— Start AVAILABLE RECORDS —
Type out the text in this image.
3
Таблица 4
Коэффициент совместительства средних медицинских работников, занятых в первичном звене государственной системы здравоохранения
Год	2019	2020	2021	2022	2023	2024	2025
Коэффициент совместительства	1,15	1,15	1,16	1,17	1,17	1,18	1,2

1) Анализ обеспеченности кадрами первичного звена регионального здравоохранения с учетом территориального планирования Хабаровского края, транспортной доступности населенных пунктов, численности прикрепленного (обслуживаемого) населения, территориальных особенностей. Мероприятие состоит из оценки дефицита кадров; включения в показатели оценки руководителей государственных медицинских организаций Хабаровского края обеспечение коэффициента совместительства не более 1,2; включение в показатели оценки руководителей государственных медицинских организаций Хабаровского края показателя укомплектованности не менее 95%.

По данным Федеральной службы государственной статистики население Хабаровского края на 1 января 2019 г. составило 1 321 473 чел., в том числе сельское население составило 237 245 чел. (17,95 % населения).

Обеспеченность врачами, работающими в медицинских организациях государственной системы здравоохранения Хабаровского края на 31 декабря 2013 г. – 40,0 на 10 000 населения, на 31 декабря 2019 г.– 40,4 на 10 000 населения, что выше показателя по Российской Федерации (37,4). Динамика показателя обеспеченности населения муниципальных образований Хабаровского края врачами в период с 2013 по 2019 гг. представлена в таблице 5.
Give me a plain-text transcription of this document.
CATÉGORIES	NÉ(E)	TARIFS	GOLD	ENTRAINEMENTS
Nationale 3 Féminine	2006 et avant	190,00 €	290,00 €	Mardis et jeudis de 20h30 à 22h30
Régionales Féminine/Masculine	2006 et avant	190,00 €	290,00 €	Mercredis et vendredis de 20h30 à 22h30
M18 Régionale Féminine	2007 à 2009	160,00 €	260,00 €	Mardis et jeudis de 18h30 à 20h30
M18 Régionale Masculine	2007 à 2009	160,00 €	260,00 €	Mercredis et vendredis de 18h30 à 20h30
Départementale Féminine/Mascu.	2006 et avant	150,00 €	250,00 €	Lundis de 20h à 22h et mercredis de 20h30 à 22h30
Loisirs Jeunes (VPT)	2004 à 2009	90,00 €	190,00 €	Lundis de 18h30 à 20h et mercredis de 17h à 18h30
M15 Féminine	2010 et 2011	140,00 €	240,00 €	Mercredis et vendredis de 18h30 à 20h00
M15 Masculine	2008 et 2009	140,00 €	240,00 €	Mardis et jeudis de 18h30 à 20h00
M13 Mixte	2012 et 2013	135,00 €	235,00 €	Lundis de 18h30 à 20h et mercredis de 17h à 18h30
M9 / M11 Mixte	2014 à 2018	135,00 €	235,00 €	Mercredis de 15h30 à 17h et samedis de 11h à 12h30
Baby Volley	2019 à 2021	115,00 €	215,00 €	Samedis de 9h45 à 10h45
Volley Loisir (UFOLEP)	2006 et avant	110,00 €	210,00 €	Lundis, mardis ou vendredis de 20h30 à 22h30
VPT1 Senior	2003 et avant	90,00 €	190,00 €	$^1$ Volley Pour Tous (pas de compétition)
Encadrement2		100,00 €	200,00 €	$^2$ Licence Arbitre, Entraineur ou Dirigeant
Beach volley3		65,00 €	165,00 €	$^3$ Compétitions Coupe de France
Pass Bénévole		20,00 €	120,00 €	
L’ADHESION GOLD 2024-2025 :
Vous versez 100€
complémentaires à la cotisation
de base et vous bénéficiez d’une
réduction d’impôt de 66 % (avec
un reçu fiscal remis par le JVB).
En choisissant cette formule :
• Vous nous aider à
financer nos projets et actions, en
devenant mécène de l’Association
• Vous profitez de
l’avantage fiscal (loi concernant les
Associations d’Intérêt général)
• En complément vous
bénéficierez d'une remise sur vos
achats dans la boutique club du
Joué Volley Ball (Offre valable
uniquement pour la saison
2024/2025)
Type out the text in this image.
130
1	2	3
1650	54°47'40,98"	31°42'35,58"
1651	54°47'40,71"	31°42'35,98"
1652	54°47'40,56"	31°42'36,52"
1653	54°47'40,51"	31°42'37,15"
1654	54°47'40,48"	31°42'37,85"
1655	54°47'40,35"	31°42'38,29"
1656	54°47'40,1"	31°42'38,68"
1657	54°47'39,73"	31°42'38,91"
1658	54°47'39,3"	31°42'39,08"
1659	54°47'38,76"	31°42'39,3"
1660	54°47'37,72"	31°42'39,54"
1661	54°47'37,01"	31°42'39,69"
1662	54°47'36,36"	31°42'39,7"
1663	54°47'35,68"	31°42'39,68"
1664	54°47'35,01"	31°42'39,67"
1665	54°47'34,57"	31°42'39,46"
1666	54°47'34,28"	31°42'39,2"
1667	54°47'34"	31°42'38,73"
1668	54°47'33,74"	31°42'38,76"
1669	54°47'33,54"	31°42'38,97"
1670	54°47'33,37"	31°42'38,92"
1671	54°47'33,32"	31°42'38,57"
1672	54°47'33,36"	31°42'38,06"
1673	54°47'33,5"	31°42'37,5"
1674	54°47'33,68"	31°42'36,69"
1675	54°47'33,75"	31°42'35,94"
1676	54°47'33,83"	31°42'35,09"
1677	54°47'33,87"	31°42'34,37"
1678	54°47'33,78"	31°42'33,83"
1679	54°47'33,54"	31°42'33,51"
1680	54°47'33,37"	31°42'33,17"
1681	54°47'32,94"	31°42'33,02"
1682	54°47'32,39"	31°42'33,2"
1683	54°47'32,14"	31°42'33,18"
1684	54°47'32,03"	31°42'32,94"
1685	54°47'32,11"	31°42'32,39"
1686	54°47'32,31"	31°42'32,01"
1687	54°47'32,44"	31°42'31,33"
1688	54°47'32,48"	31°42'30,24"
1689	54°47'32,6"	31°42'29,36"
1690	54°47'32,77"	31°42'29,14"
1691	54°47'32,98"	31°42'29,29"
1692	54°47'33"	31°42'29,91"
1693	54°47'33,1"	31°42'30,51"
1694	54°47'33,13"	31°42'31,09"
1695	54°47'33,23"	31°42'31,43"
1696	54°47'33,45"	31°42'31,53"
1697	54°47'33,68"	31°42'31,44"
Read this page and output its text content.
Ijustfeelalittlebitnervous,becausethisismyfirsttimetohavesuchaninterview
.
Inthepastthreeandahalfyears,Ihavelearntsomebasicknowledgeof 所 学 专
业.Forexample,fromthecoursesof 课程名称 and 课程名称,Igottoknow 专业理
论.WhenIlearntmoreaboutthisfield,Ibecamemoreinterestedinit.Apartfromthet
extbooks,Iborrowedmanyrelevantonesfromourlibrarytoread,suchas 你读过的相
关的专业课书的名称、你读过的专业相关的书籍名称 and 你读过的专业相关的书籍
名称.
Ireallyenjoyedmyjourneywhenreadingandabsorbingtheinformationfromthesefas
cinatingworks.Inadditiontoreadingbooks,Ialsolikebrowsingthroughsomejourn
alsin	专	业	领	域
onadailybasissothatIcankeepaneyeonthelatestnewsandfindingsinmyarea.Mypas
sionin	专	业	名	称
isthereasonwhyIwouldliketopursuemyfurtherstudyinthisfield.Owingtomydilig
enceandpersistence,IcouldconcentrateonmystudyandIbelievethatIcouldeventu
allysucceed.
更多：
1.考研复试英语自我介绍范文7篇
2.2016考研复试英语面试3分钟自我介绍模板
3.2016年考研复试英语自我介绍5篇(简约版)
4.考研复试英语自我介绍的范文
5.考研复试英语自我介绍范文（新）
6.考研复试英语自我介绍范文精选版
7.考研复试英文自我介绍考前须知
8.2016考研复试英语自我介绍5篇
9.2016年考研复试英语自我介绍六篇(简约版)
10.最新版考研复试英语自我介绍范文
— End AVAILABLE RECORDS —
GIVEN TASK: Respond with the number of lines containing "text" and no additional words.

RESPONSE TO THIS EXERCISE: 4